John Paul verstärkte zusätzlich in Eigenregie die Chassis-Wanne und die Seitenschweller, damit der Porsche die gewaltige Leistung seines von zwei KKK-Ladern unter Druck gesetzten Boxermotors auf Dauer aushielt. Mit Kugelfischer-Einspritzung produzierte der Sechszylinder abhängig vom Ladedruck über 740 PS (544 kW). 1981 wurde ein Übergangsjahr, denn John Paul ließ bereits das Nachfolge-Fahrzeug "JLP-3" aufbauen und musterte "JLP-2" nach einem zehnten Platz im 6h-Rennen von Riverside aus.
Der neue Besitzer Marion Lee "ML" Speer setzte den hellblauen 935 mit modifizierter Frontpartie 1982 in der amerikanischen IMSA-Meisterschaft ein. Zusammen mit Terry Wolters und Charles Mendes fuhr er beim 12h-Rennen in Sebring auf Platz drei. 1983 fuhr Speer mit dem nun rot-weiß lackierten und erneut heftig umgebauten 935 unter dem Banner "Pegasus Racing" wieder eine komplette amerikanische Langstreckensaison, wurde zum Auftakt bei den 24h von Daytona Vierter, konnte dieses Ergebnis bei neun weiteren Rennen in dieser Saison aber nicht wiederholen.

**Eingabedaten:**
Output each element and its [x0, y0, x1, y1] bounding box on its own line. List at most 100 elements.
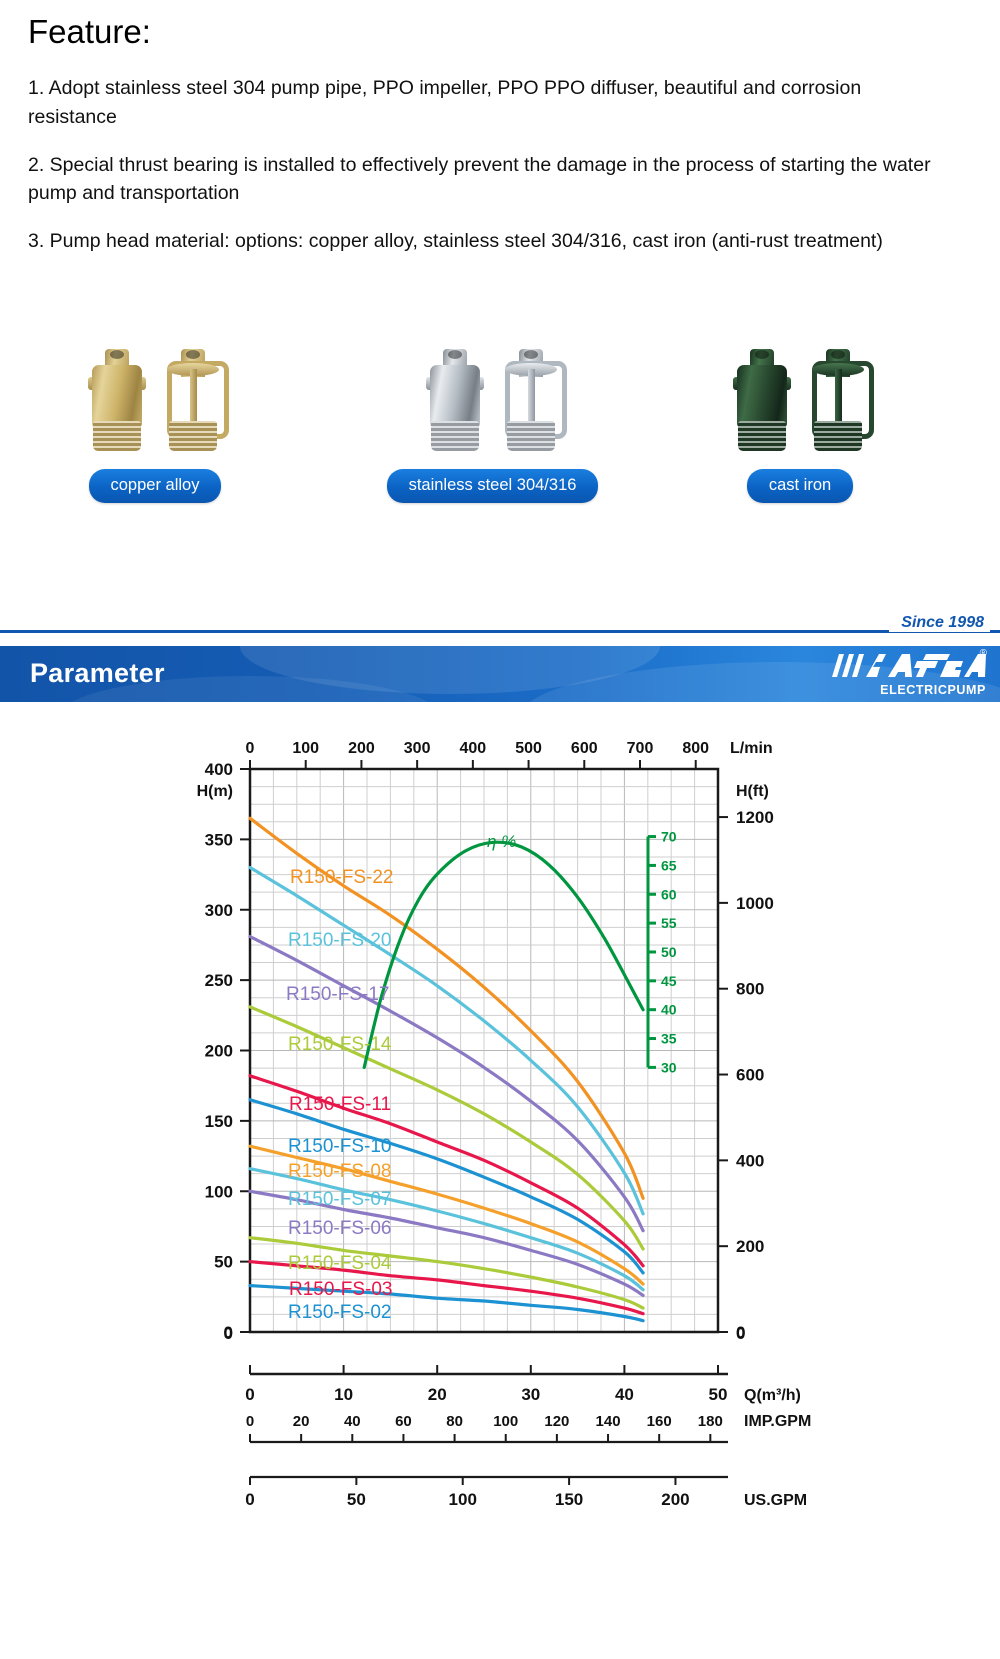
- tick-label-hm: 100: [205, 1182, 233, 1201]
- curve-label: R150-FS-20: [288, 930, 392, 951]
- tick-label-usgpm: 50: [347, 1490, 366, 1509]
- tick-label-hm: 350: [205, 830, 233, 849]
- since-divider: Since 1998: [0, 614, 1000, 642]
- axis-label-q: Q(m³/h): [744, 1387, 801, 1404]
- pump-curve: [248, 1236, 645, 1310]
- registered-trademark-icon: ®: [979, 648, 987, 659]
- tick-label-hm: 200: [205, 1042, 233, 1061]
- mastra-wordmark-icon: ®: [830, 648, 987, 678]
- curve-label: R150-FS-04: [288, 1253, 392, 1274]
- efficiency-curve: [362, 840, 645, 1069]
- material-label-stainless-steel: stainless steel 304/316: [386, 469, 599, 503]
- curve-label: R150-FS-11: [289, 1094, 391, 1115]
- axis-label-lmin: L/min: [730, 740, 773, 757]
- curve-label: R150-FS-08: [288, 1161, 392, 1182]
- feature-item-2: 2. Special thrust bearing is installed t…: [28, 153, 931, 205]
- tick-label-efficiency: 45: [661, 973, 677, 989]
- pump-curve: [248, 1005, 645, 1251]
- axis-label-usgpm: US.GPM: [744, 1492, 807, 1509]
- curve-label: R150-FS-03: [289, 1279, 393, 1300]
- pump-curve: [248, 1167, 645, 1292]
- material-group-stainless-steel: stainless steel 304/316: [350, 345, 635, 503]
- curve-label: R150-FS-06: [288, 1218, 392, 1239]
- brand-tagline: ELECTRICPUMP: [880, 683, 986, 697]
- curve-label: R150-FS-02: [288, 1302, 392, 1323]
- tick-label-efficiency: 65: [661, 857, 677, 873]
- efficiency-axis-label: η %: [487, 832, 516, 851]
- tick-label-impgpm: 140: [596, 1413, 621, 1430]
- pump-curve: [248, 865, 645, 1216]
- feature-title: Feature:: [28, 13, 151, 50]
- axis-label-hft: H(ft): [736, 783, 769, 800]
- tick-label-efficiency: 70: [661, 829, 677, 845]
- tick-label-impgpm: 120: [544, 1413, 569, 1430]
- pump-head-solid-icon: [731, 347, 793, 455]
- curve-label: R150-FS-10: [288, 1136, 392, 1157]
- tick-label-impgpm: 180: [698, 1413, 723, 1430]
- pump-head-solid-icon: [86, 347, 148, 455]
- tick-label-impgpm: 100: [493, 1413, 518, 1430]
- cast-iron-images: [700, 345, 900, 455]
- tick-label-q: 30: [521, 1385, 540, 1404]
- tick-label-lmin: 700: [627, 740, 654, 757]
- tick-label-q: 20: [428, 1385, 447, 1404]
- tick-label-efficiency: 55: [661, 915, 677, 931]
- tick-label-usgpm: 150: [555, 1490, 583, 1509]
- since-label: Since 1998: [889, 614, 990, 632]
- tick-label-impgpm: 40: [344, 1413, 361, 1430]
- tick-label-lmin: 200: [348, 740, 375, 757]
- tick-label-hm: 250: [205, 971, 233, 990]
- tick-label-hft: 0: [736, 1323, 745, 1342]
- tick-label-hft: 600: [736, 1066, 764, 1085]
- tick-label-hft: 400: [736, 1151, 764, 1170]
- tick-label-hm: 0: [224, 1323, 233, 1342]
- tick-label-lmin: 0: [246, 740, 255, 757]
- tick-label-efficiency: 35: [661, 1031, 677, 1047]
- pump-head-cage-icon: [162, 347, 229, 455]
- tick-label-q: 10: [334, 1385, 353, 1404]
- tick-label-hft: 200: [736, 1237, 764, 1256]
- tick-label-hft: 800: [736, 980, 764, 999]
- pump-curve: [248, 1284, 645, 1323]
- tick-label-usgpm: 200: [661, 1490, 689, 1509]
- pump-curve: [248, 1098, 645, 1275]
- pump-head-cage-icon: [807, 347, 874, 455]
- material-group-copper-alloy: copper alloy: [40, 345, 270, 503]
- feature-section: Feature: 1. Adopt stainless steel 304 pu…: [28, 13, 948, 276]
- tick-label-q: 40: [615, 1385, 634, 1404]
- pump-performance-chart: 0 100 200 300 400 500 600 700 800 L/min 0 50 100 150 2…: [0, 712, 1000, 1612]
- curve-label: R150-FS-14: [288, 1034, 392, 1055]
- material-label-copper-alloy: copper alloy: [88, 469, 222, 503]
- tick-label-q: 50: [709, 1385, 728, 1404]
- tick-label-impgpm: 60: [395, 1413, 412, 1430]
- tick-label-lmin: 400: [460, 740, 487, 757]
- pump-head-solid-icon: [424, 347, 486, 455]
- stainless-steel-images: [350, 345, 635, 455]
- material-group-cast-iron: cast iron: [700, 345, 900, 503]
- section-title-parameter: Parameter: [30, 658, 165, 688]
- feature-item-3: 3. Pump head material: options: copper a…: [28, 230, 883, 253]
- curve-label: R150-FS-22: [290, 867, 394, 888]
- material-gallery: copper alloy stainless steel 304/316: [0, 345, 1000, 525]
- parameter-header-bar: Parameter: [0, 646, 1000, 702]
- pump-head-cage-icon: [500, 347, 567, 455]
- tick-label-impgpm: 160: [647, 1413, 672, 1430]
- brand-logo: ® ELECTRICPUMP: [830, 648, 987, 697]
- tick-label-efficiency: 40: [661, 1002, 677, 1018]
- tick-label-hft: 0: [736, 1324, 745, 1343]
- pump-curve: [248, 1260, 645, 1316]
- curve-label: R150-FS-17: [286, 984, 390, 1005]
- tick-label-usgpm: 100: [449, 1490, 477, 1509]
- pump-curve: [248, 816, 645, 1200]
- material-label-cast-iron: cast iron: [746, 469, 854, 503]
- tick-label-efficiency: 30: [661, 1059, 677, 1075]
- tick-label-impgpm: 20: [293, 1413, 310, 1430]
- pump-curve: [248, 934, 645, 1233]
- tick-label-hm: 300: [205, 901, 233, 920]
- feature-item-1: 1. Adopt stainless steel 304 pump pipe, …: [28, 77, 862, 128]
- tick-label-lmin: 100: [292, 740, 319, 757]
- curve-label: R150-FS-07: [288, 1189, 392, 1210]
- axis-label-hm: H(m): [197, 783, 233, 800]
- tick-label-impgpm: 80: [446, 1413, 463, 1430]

**Aufgabenteile:**
a) Fasse den Text über den Porsche 935 in zwei Sätzen zusammen.
b) Stelle bitte die Zeilen der Datensätze, beginnend mit der Zeile, die „- tick-label-hm: 100: [205, 1182, 233, 1201]“ enthält, und endend mit der Zeile, die „- axis-label-q: Q(m³/h): [744, 1387, 801, 1404]“ enthält, als Markdown-Tabelle mit den Spalten „Nr“ und „Zeile“ dar. Leerzeilen entfallen.

**Lösungen:**
a) John Paul verstärkte Chassis-Wanne und Seitenschweller des Porsche, dessen von zwei KKK-Ladern aufgeladener Sechszylinder-Boxermotor über 740 PS leistete, und musterte den Wagen 1981 nach einem zehnten Platz im 6h-Rennen von Riverside aus. Der neue Besitzer Marion Lee „ML“ Speer fuhr damit 1982 beim 12h-Rennen in Sebring auf Platz drei und wurde 1983 unter dem Banner „Pegasus Racing“ Vierter bei den 24h von Daytona, konnte dieses Ergebnis in neun weiteren Rennen der Saison aber nicht wiederholen.

b)
| Nr | Zeile |
|---|---|
| 1 | - tick-label-hm: 100: [205, 1182, 233, 1201] |
| 2 | - curve-label: R150-FS-20: [288, 930, 392, 951] |
| 3 | - tick-label-usgpm: 50: [347, 1490, 366, 1509] |
| 4 | - tick-label-hm: 350: [205, 830, 233, 849] |
| 5 | - since-divider: Since 1998: [0, 614, 1000, 642] |
| 6 | - axis-label-q: Q(m³/h): [744, 1387, 801, 1404] |